*Your task*: Return all of the data exactly, with nothing left out but the pictures.

Records from a data source:
⁂
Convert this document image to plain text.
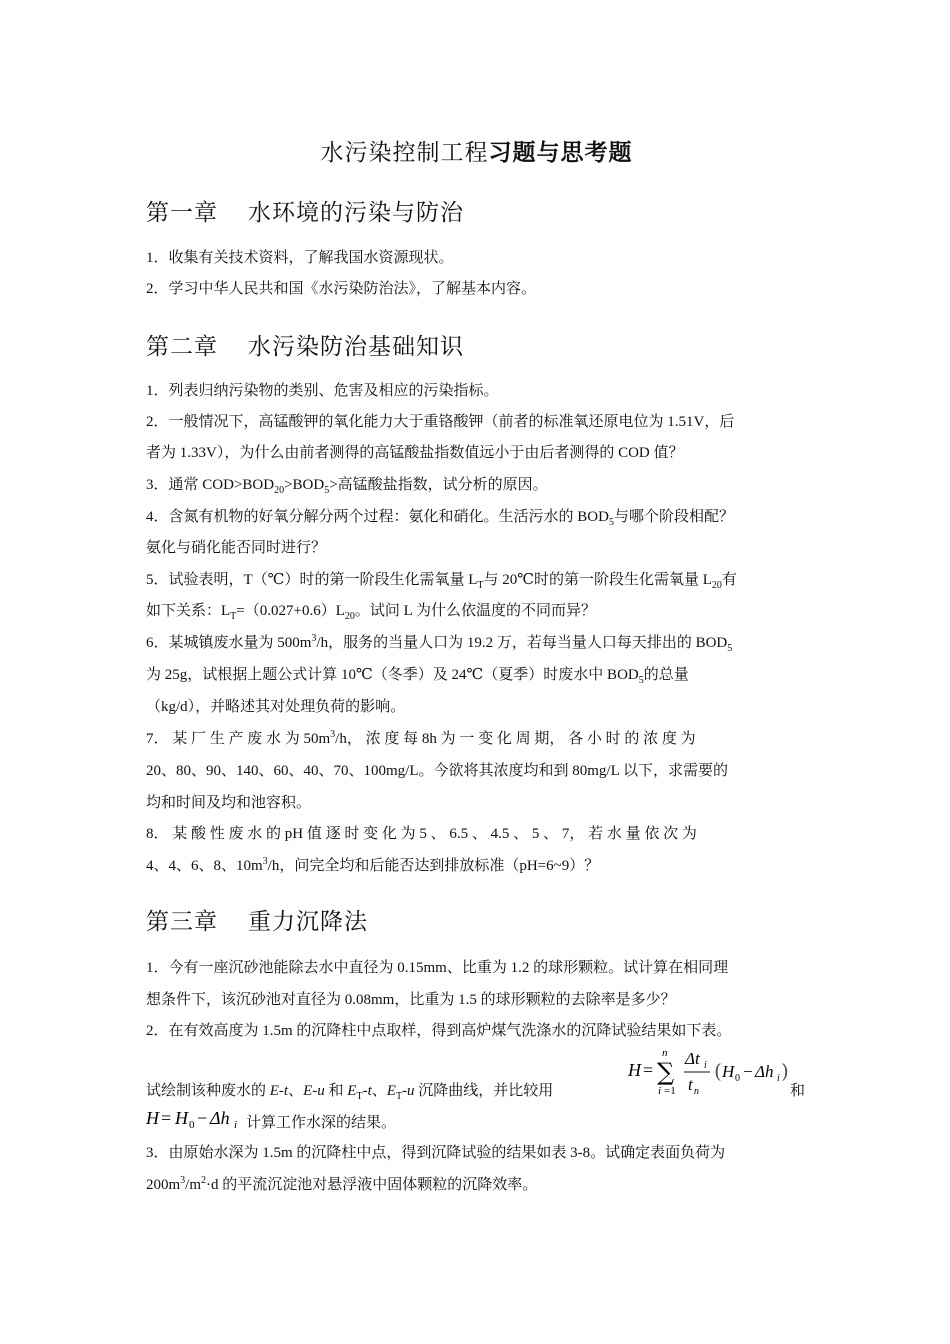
水污染控制工程习题与思考题
第一章 水环境的污染与防治
1．收集有关技术资料，了解我国水资源现状。
2．学习中华人民共和国《水污染防治法》，了解基本内容。
第二章 水污染防治基础知识
1．列表归纳污染物的类别、危害及相应的污染指标。
2．一般情况下，高锰酸钾的氧化能力大于重铬酸钾（前者的标准氧还原电位为 1.51V，后
者为 1.33V），为什么由前者测得的高锰酸盐指数值远小于由后者测得的 COD 值？
3．通常 $COD>BOD_{20}>BOD_5>$高锰酸盐指数，试分析的原因。
4．含氮有机物的好氧分解分两个过程：氨化和硝化。生活污水的 $BOD_5$与哪个阶段相配？
氨化与硝化能否同时进行？
5．试验表明，T（℃）时的第一阶段生化需氧量 $L_T$与 20℃时的第一阶段生化需氧量 $L_{20}$有
如下关系：$L_T=(0.027+0.6)L_{20}$。试问 L 为什么依温度的不同而异？
6．某城镇废水量为 $500m^3/h$，服务的当量人口为 19.2 万，若每当量人口每天排出的 $BOD_5$
为 25g，试根据上题公式计算 10℃（冬季）及 24℃（夏季）时废水中 $BOD_5$的总量
（kg/d），并略述其对处理负荷的影响。
7． 某 厂 生 产 废 水 为 $50m^3/h$， 浓 度 每 8h 为 一 变 化 周 期， 各 小 时 的 浓 度 为
20、80、90、140、60、40、70、100mg/L。今欲将其浓度均和到 80mg/L 以下，求需要的
均和时间及均和池容积。
8． 某 酸 性 废 水 的 pH 值 逐 时 变 化 为 5 、 6.5 、 4.5 、 5 、 7， 若 水 量 依 次 为
4、4、6、8、$10m^3/h$，问完全均和后能否达到排放标准（pH=6~9）？
第三章 重力沉降法
1．今有一座沉砂池能除去水中直径为 0.15mm、比重为 1.2 的球形颗粒。试计算在相同理
想条件下，该沉砂池对直径为 0.08mm，比重为 1.5 的球形颗粒的去除率是多少？
2．在有效高度为 1.5m 的沉降柱中点取样，得到高炉煤气洗涤水的沉降试验结果如下表。
试绘制该种废水的 E-t、E-u 和 $E_T-t$、$E_T-u$ 沉降曲线，并比较用
H = ∑
n
i =1
Δt i
t n
( H 0 − Δh i )
和
H = H 0 − Δh i 计算工作水深的结果。
3．由原始水深为 1.5m 的沉降柱中点，得到沉降试验的结果如表 3-8。试确定表面负荷为
$200m^3/m^2\cdot d$ 的平流沉淀池对悬浮液中固体颗粒的沉降效率。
⁂
*Result*:
Convert this document image to plain text.
水污染控制工程习题与思考题
第一章 水环境的污染与防治
1．收集有关技术资料，了解我国水资源现状。
2．学习中华人民共和国《水污染防治法》，了解基本内容。
第二章 水污染防治基础知识
1．列表归纳污染物的类别、危害及相应的污染指标。
2．一般情况下，高锰酸钾的氧化能力大于重铬酸钾（前者的标准氧还原电位为 1.51V，后
者为 1.33V），为什么由前者测得的高锰酸盐指数值远小于由后者测得的 COD 值？
3．通常 $COD>BOD_{20}>BOD_5>$高锰酸盐指数，试分析的原因。
4．含氮有机物的好氧分解分两个过程：氨化和硝化。生活污水的 $BOD_5$与哪个阶段相配？
氨化与硝化能否同时进行？
5．试验表明，T（℃）时的第一阶段生化需氧量 $L_T$与 20℃时的第一阶段生化需氧量 $L_{20}$有
如下关系：$L_T=(0.027+0.6)L_{20}$。试问 L 为什么依温度的不同而异？
6．某城镇废水量为 $500m^3/h$，服务的当量人口为 19.2 万，若每当量人口每天排出的 $BOD_5$
为 25g，试根据上题公式计算 10℃（冬季）及 24℃（夏季）时废水中 $BOD_5$的总量
（kg/d），并略述其对处理负荷的影响。
7． 某 厂 生 产 废 水 为 $50m^3/h$， 浓 度 每 8h 为 一 变 化 周 期， 各 小 时 的 浓 度 为
20、80、90、140、60、40、70、100mg/L。今欲将其浓度均和到 80mg/L 以下，求需要的
均和时间及均和池容积。
8． 某 酸 性 废 水 的 pH 值 逐 时 变 化 为 5 、 6.5 、 4.5 、 5 、 7， 若 水 量 依 次 为
4、4、6、8、$10m^3/h$，问完全均和后能否达到排放标准（pH=6~9）？
第三章 重力沉降法
1．今有一座沉砂池能除去水中直径为 0.15mm、比重为 1.2 的球形颗粒。试计算在相同理
想条件下，该沉砂池对直径为 0.08mm，比重为 1.5 的球形颗粒的去除率是多少？
2．在有效高度为 1.5m 的沉降柱中点取样，得到高炉煤气洗涤水的沉降试验结果如下表。
试绘制该种废水的 E-t、E-u 和 $E_T-t$、$E_T-u$ 沉降曲线，并比较用
H = ∑
n
i =1
Δt i
t n
( H 0 − Δh i )
和
H = H 0 − Δh i 计算工作水深的结果。
3．由原始水深为 1.5m 的沉降柱中点，得到沉降试验的结果如表 3-8。试确定表面负荷为
$200m^3/m^2\cdot d$ 的平流沉淀池对悬浮液中固体颗粒的沉降效率。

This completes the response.